Supplied entries:
====

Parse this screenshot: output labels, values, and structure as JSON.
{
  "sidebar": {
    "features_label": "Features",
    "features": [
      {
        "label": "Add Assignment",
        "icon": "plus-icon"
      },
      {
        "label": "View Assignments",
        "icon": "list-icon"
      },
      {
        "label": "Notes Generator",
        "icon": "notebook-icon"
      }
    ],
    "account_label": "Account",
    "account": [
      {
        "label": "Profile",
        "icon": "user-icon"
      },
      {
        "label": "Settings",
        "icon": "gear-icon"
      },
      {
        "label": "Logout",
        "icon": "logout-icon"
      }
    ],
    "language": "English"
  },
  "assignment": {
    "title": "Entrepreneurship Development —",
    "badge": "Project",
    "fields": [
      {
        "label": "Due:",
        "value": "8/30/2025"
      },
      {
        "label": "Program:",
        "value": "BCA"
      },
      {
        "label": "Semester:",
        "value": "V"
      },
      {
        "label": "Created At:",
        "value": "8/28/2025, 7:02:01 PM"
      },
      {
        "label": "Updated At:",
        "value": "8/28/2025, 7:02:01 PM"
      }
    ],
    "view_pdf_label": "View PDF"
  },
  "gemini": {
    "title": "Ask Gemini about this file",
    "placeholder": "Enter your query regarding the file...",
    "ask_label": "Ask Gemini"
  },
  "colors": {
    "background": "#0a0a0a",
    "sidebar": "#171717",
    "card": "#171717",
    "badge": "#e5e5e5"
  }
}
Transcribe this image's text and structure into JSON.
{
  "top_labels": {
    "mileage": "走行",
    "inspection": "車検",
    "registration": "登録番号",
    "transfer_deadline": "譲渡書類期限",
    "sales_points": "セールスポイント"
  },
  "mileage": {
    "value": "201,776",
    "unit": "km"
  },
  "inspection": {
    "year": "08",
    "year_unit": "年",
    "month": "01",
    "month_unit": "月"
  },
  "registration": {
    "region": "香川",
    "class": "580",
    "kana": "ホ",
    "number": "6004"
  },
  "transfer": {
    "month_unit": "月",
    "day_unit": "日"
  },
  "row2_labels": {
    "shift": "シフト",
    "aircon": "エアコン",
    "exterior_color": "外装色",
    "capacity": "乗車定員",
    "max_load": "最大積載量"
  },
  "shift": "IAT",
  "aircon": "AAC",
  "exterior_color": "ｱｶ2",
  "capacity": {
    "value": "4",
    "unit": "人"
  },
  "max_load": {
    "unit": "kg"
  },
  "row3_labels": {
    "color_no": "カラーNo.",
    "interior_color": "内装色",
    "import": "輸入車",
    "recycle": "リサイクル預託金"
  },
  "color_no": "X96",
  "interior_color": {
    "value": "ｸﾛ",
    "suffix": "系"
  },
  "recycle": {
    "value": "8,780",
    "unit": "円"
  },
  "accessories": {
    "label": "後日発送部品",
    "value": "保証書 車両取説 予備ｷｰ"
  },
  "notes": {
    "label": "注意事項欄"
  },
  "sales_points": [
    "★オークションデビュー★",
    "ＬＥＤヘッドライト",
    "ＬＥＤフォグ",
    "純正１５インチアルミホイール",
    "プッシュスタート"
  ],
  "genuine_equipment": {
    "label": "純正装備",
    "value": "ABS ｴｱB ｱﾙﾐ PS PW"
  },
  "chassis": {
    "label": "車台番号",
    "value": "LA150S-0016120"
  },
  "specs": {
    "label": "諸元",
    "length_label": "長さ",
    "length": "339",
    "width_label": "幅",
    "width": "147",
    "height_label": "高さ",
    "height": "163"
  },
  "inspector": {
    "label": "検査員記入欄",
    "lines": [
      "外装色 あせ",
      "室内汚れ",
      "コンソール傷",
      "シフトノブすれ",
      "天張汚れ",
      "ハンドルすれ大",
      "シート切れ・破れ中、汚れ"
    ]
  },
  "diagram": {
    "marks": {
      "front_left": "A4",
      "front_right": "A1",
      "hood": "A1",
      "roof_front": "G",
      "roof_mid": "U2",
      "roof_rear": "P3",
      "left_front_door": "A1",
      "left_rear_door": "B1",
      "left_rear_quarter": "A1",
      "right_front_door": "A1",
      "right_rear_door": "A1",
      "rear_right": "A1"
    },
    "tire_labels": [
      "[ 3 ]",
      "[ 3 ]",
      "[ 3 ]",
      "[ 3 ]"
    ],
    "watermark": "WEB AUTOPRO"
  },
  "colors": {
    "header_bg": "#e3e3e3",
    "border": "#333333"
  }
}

====

Repeat every record, keeping each word and mark exactly as it is.

Parse this screenshot: output labels, values, and structure as JSON.
{
  "sidebar": {
    "features_label": "Features",
    "features": [
      {
        "label": "Add Assignment",
        "icon": "plus-icon"
      },
      {
        "label": "View Assignments",
        "icon": "list-icon"
      },
      {
        "label": "Notes Generator",
        "icon": "notebook-icon"
      }
    ],
    "account_label": "Account",
    "account": [
      {
        "label": "Profile",
        "icon": "user-icon"
      },
      {
        "label": "Settings",
        "icon": "gear-icon"
      },
      {
        "label": "Logout",
        "icon": "logout-icon"
      }
    ],
    "language": "English"
  },
  "assignment": {
    "title": "Entrepreneurship Development —",
    "badge": "Project",
    "fields": [
      {
        "label": "Due:",
        "value": "8/30/2025"
      },
      {
        "label": "Program:",
        "value": "BCA"
      },
      {
        "label": "Semester:",
        "value": "V"
      },
      {
        "label": "Created At:",
        "value": "8/28/2025, 7:02:01 PM"
      },
      {
        "label": "Updated At:",
        "value": "8/28/2025, 7:02:01 PM"
      }
    ],
    "view_pdf_label": "View PDF"
  },
  "gemini": {
    "title": "Ask Gemini about this file",
    "placeholder": "Enter your query regarding the file...",
    "ask_label": "Ask Gemini"
  },
  "colors": {
    "background": "#0a0a0a",
    "sidebar": "#171717",
    "card": "#171717",
    "badge": "#e5e5e5"
  }
}
Transcribe this image's text and structure into JSON.
{
  "top_labels": {
    "mileage": "走行",
    "inspection": "車検",
    "registration": "登録番号",
    "transfer_deadline": "譲渡書類期限",
    "sales_points": "セールスポイント"
  },
  "mileage": {
    "value": "201,776",
    "unit": "km"
  },
  "inspection": {
    "year": "08",
    "year_unit": "年",
    "month": "01",
    "month_unit": "月"
  },
  "registration": {
    "region": "香川",
    "class": "580",
    "kana": "ホ",
    "number": "6004"
  },
  "transfer": {
    "month_unit": "月",
    "day_unit": "日"
  },
  "row2_labels": {
    "shift": "シフト",
    "aircon": "エアコン",
    "exterior_color": "外装色",
    "capacity": "乗車定員",
    "max_load": "最大積載量"
  },
  "shift": "IAT",
  "aircon": "AAC",
  "exterior_color": "ｱｶ2",
  "capacity": {
    "value": "4",
    "unit": "人"
  },
  "max_load": {
    "unit": "kg"
  },
  "row3_labels": {
    "color_no": "カラーNo.",
    "interior_color": "内装色",
    "import": "輸入車",
    "recycle": "リサイクル預託金"
  },
  "color_no": "X96",
  "interior_color": {
    "value": "ｸﾛ",
    "suffix": "系"
  },
  "recycle": {
    "value": "8,780",
    "unit": "円"
  },
  "accessories": {
    "label": "後日発送部品",
    "value": "保証書 車両取説 予備ｷｰ"
  },
  "notes": {
    "label": "注意事項欄"
  },
  "sales_points": [
    "★オークションデビュー★",
    "ＬＥＤヘッドライト",
    "ＬＥＤフォグ",
    "純正１５インチアルミホイール",
    "プッシュスタート"
  ],
  "genuine_equipment": {
    "label": "純正装備",
    "value": "ABS ｴｱB ｱﾙﾐ PS PW"
  },
  "chassis": {
    "label": "車台番号",
    "value": "LA150S-0016120"
  },
  "specs": {
    "label": "諸元",
    "length_label": "長さ",
    "length": "339",
    "width_label": "幅",
    "width": "147",
    "height_label": "高さ",
    "height": "163"
  },
  "inspector": {
    "label": "検査員記入欄",
    "lines": [
      "外装色 あせ",
      "室内汚れ",
      "コンソール傷",
      "シフトノブすれ",
      "天張汚れ",
      "ハンドルすれ大",
      "シート切れ・破れ中、汚れ"
    ]
  },
  "diagram": {
    "marks": {
      "front_left": "A4",
      "front_right": "A1",
      "hood": "A1",
      "roof_front": "G",
      "roof_mid": "U2",
      "roof_rear": "P3",
      "left_front_door": "A1",
      "left_rear_door": "B1",
      "left_rear_quarter": "A1",
      "right_front_door": "A1",
      "right_rear_door": "A1",
      "rear_right": "A1"
    },
    "tire_labels": [
      "[ 3 ]",
      "[ 3 ]",
      "[ 3 ]",
      "[ 3 ]"
    ],
    "watermark": "WEB AUTOPRO"
  },
  "colors": {
    "header_bg": "#e3e3e3",
    "border": "#333333"
  }
}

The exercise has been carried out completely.